*CHALLENGE:* Print every record below exactly as written.

Excerpt from a dataset:
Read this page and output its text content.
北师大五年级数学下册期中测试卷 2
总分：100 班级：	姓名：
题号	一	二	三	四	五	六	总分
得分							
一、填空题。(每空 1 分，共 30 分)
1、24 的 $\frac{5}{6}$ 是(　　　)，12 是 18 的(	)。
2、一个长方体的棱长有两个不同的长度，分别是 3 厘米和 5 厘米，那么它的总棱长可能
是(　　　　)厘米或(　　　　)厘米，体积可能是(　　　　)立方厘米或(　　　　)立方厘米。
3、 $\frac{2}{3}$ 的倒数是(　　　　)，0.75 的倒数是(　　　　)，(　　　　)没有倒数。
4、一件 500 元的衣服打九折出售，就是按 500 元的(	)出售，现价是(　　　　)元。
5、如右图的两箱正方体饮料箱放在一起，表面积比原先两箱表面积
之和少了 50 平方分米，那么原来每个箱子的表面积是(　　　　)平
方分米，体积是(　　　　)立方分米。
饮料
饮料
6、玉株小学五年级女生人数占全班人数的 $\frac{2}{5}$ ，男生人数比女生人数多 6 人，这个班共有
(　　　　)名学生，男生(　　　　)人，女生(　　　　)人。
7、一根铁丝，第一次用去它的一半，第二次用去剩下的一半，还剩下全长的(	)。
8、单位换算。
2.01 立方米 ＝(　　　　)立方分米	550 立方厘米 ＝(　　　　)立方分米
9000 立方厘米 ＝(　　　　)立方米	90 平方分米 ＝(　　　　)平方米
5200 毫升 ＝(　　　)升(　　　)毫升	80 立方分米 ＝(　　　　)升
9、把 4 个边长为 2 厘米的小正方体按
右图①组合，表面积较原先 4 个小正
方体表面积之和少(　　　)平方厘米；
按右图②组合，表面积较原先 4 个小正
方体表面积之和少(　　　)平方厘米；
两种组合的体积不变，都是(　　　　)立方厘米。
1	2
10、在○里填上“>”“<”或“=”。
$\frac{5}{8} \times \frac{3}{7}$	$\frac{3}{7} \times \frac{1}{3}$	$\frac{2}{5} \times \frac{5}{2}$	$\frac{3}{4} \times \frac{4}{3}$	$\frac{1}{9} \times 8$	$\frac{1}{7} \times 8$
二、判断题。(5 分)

*RESPONSE TO THIS TASK:*
Read this page and output its text content.
北师大五年级数学下册期中测试卷 2
总分：100 班级：	姓名：
题号	一	二	三	四	五	六	总分
得分							
一、填空题。(每空 1 分，共 30 分)
1、24 的 $\frac{5}{6}$ 是(　　　)，12 是 18 的(	)。
2、一个长方体的棱长有两个不同的长度，分别是 3 厘米和 5 厘米，那么它的总棱长可能
是(　　　　)厘米或(　　　　)厘米，体积可能是(　　　　)立方厘米或(　　　　)立方厘米。
3、 $\frac{2}{3}$ 的倒数是(　　　　)，0.75 的倒数是(　　　　)，(　　　　)没有倒数。
4、一件 500 元的衣服打九折出售，就是按 500 元的(	)出售，现价是(　　　　)元。
5、如右图的两箱正方体饮料箱放在一起，表面积比原先两箱表面积
之和少了 50 平方分米，那么原来每个箱子的表面积是(　　　　)平
方分米，体积是(　　　　)立方分米。
饮料
饮料
6、玉株小学五年级女生人数占全班人数的 $\frac{2}{5}$ ，男生人数比女生人数多 6 人，这个班共有
(　　　　)名学生，男生(　　　　)人，女生(　　　　)人。
7、一根铁丝，第一次用去它的一半，第二次用去剩下的一半，还剩下全长的(	)。
8、单位换算。
2.01 立方米 ＝(　　　　)立方分米	550 立方厘米 ＝(　　　　)立方分米
9000 立方厘米 ＝(　　　　)立方米	90 平方分米 ＝(　　　　)平方米
5200 毫升 ＝(　　　)升(　　　)毫升	80 立方分米 ＝(　　　　)升
9、把 4 个边长为 2 厘米的小正方体按
右图①组合，表面积较原先 4 个小正
方体表面积之和少(　　　)平方厘米；
按右图②组合，表面积较原先 4 个小正
方体表面积之和少(　　　)平方厘米；
两种组合的体积不变，都是(　　　　)立方厘米。
1	2
10、在○里填上“>”“<”或“=”。
$\frac{5}{8} \times \frac{3}{7}$	$\frac{3}{7} \times \frac{1}{3}$	$\frac{2}{5} \times \frac{5}{2}$	$\frac{3}{4} \times \frac{4}{3}$	$\frac{1}{9} \times 8$	$\frac{1}{7} \times 8$
二、判断题。(5 分)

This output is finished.